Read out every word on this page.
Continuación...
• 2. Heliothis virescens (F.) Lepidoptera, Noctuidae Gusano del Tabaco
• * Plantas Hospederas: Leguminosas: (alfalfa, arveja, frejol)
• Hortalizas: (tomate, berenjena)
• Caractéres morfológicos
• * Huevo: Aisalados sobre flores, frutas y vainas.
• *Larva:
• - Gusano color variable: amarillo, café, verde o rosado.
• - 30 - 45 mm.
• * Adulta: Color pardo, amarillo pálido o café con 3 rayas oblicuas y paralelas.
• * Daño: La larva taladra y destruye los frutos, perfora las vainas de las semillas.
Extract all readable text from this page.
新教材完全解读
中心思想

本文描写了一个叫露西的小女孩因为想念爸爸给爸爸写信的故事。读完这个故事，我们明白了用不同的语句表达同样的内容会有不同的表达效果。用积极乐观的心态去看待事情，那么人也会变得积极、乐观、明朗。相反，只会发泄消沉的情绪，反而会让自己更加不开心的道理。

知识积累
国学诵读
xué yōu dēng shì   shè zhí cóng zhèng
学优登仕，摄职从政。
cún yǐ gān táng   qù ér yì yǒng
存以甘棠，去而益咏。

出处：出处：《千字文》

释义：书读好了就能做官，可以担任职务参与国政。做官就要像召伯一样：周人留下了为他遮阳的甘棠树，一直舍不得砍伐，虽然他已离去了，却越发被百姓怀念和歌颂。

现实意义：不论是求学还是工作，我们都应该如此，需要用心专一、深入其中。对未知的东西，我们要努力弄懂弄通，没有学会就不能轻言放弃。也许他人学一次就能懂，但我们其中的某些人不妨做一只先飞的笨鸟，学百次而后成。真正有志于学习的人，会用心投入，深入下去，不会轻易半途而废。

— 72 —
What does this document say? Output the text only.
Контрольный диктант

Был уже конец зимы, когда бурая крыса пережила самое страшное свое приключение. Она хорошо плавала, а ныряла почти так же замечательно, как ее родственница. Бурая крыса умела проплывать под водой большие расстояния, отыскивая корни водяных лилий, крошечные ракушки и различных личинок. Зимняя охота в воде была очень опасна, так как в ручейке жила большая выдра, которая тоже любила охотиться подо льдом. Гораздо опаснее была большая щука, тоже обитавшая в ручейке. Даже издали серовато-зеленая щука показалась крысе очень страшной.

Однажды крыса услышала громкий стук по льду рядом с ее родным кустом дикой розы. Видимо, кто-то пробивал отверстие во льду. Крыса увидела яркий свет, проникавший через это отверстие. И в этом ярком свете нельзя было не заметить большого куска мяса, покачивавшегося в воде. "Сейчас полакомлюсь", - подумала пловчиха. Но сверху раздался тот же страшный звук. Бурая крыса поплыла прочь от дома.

Task goal — Reproduce each entry above exactly, keeping every word.

Reply —
Read out every word on this page.
Continuación...
• 2. Heliothis virescens (F.) Lepidoptera, Noctuidae Gusano del Tabaco
• * Plantas Hospederas: Leguminosas: (alfalfa, arveja, frejol)
• Hortalizas: (tomate, berenjena)
• Caractéres morfológicos
• * Huevo: Aisalados sobre flores, frutas y vainas.
• *Larva:
• - Gusano color variable: amarillo, café, verde o rosado.
• - 30 - 45 mm.
• * Adulta: Color pardo, amarillo pálido o café con 3 rayas oblicuas y paralelas.
• * Daño: La larva taladra y destruye los frutos, perfora las vainas de las semillas.
Extract all readable text from this page.
新教材完全解读
中心思想

本文描写了一个叫露西的小女孩因为想念爸爸给爸爸写信的故事。读完这个故事，我们明白了用不同的语句表达同样的内容会有不同的表达效果。用积极乐观的心态去看待事情，那么人也会变得积极、乐观、明朗。相反，只会发泄消沉的情绪，反而会让自己更加不开心的道理。

知识积累
国学诵读
xué yōu dēng shì   shè zhí cóng zhèng
学优登仕，摄职从政。
cún yǐ gān táng   qù ér yì yǒng
存以甘棠，去而益咏。

出处：出处：《千字文》

释义：书读好了就能做官，可以担任职务参与国政。做官就要像召伯一样：周人留下了为他遮阳的甘棠树，一直舍不得砍伐，虽然他已离去了，却越发被百姓怀念和歌颂。

现实意义：不论是求学还是工作，我们都应该如此，需要用心专一、深入其中。对未知的东西，我们要努力弄懂弄通，没有学会就不能轻言放弃。也许他人学一次就能懂，但我们其中的某些人不妨做一只先飞的笨鸟，学百次而后成。真正有志于学习的人，会用心投入，深入下去，不会轻易半途而废。

— 72 —
What does this document say? Output the text only.
Контрольный диктант

Был уже конец зимы, когда бурая крыса пережила самое страшное свое приключение. Она хорошо плавала, а ныряла почти так же замечательно, как ее родственница. Бурая крыса умела проплывать под водой большие расстояния, отыскивая корни водяных лилий, крошечные ракушки и различных личинок. Зимняя охота в воде была очень опасна, так как в ручейке жила большая выдра, которая тоже любила охотиться подо льдом. Гораздо опаснее была большая щука, тоже обитавшая в ручейке. Даже издали серовато-зеленая щука показалась крысе очень страшной.

Однажды крыса услышала громкий стук по льду рядом с ее родным кустом дикой розы. Видимо, кто-то пробивал отверстие во льду. Крыса увидела яркий свет, проникавший через это отверстие. И в этом ярком свете нельзя было не заметить большого куска мяса, покачивавшегося в воде. "Сейчас полакомлюсь", - подумала пловчиха. Но сверху раздался тот же страшный звук. Бурая крыса поплыла прочь от дома.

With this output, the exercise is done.